SOURCE TEXT.
....................
What Virgil Abloh’s Drudge Report Inspired Personal Site Says About the State of Design
This January Virgil Abloh created an archival site highlighting all of his work since his beginnings in Rockford, Illinois to his current residence at Louis Vuitton HQ in 2nd arrondissement in Paris. The site’s design, reminiscent of The Drudge Report, reveals something deeper about the intersection of art, architecture, design and how engaging with these forms have changed as the internet has become a ubiquitous form of consumption. If you have aching nostalgia for the seedy deep web consumption of sleazy Monica Lewinsky rumors and The Starr Report, then Abloh has you covered.
Virgil Abloh’s site front page
Abloh’s site, much like Drudge Report, appears structured in monochromatic unscripted HTML with spinning 3D graphics that are closer to the original Space Jam website than it is to your local coffee shops endless scrolling square space design. There is a visual barrier to entry. It’s clunky, hard to read, and difficult to decode.
....................
EXTRACTED MATERIAL.
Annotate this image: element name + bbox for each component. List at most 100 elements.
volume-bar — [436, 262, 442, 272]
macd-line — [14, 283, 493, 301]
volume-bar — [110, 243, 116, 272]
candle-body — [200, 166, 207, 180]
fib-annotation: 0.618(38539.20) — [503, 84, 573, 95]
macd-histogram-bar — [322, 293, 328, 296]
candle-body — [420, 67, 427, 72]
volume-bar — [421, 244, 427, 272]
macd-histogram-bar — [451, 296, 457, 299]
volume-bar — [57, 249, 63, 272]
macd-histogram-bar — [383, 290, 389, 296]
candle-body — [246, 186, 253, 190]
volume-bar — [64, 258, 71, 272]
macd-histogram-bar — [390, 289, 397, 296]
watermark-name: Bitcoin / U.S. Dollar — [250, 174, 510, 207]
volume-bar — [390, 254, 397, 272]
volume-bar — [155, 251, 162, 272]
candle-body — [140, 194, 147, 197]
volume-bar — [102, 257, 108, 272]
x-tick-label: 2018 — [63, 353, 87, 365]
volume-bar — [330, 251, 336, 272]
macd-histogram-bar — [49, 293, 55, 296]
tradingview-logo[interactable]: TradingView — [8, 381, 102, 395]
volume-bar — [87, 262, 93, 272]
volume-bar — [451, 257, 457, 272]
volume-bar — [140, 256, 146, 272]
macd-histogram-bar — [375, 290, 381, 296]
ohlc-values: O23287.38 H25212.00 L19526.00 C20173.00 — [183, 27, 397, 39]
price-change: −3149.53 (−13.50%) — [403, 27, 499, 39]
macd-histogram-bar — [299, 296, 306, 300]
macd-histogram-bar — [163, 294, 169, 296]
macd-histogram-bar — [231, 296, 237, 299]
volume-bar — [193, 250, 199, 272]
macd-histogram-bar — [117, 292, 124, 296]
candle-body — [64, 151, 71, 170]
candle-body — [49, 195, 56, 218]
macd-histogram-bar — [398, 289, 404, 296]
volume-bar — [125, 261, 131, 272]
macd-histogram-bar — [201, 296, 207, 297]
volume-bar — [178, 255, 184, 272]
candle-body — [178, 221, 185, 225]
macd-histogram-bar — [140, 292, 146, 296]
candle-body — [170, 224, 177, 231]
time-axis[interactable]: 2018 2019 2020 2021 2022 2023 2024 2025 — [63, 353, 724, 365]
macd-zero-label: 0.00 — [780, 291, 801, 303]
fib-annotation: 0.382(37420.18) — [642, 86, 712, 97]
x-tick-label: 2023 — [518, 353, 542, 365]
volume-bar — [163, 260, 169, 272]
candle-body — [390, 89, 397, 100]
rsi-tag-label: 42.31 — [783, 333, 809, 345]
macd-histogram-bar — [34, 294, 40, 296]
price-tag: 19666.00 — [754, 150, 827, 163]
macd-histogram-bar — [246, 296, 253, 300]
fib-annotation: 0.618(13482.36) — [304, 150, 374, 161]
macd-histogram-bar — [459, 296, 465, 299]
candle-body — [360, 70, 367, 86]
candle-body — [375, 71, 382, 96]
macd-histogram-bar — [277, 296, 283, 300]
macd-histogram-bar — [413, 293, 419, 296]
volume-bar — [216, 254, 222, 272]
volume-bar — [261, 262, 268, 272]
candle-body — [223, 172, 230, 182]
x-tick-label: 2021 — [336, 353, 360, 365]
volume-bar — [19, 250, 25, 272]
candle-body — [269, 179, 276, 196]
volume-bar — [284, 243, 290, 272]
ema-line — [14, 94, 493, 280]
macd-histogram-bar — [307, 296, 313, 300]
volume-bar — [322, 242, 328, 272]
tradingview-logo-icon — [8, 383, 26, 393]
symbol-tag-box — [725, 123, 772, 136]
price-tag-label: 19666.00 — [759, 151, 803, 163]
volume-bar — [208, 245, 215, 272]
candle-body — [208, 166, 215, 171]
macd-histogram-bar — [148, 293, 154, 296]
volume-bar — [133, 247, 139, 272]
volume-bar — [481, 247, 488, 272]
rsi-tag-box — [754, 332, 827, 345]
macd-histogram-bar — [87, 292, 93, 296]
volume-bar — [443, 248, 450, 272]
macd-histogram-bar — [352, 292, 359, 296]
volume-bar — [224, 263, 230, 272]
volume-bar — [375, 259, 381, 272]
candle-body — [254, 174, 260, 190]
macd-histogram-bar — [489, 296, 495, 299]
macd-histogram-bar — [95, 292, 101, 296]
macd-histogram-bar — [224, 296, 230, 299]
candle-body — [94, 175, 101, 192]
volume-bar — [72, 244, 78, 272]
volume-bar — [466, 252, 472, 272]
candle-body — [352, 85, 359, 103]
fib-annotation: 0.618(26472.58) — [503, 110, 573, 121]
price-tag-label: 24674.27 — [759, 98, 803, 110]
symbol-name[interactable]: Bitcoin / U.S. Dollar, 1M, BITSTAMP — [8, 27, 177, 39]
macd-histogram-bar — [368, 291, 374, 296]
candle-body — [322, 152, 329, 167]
....................
PROBLEMS TO WORK ON.
a – Write out the stretch of the article on Virgil Abloh's personal site from "What Virgil Abloh’s" through "has you covered.", copying every word unchanged.
b – Continue the article about Virgil Abloh's Drudge Report–style site, picking up right after its final sentence.

RESULTS OF THE EXERCISE.
a –
What Virgil Abloh’s Drudge Report Inspired Personal Site Says About the State of Design
This January Virgil Abloh created an archival site highlighting all of his work since his beginnings in Rockford, Illinois to his current residence at Louis Vuitton HQ in 2nd arrondissement in Paris. The site’s design, reminiscent of The Drudge Report, reveals something deeper about the intersection of art, architecture, design and how engaging with these forms have changed as the internet has become a ubiquitous form of consumption. If you have aching nostalgia for the seedy deep web consumption of sleazy Monica Lewinsky rumors and The Starr Report, then Abloh has you covered.

b –
As the internet has become more and more omnipresent and the veil between the digital interfaces and our perception of reality becomes thinner and thinner the way to spark real engagement isn’t with seamless design. It’s in the digitally grotesque and processed incongruities.
Reddit serves as a prime example. This vivaciously active community is perhaps the most puzzling upon first contact. I’ve always been incredibly logged on. In college and growing up I went down internet rabbit holes of bootlegging Abode products, torrenting GameBoy emulators, and giving my computer auto electric venereal diseases downloading singles off LimeWire.
I would always stumble onto and was adverse to Reddit message boards. Any tips or advice worthwhile were deep in the unwieldy comment threads that looked more like lines of Python than a conversation. After trial and error and a download of the Reddit Enhancement Suite plugin on chrome the foreign became the readable. If I wanted to unlock the information encoded in the bizarre nature of online message boards it required a bit of work. I became actively engaged in the content, peering through comment threads rather than mindless endless scrolling.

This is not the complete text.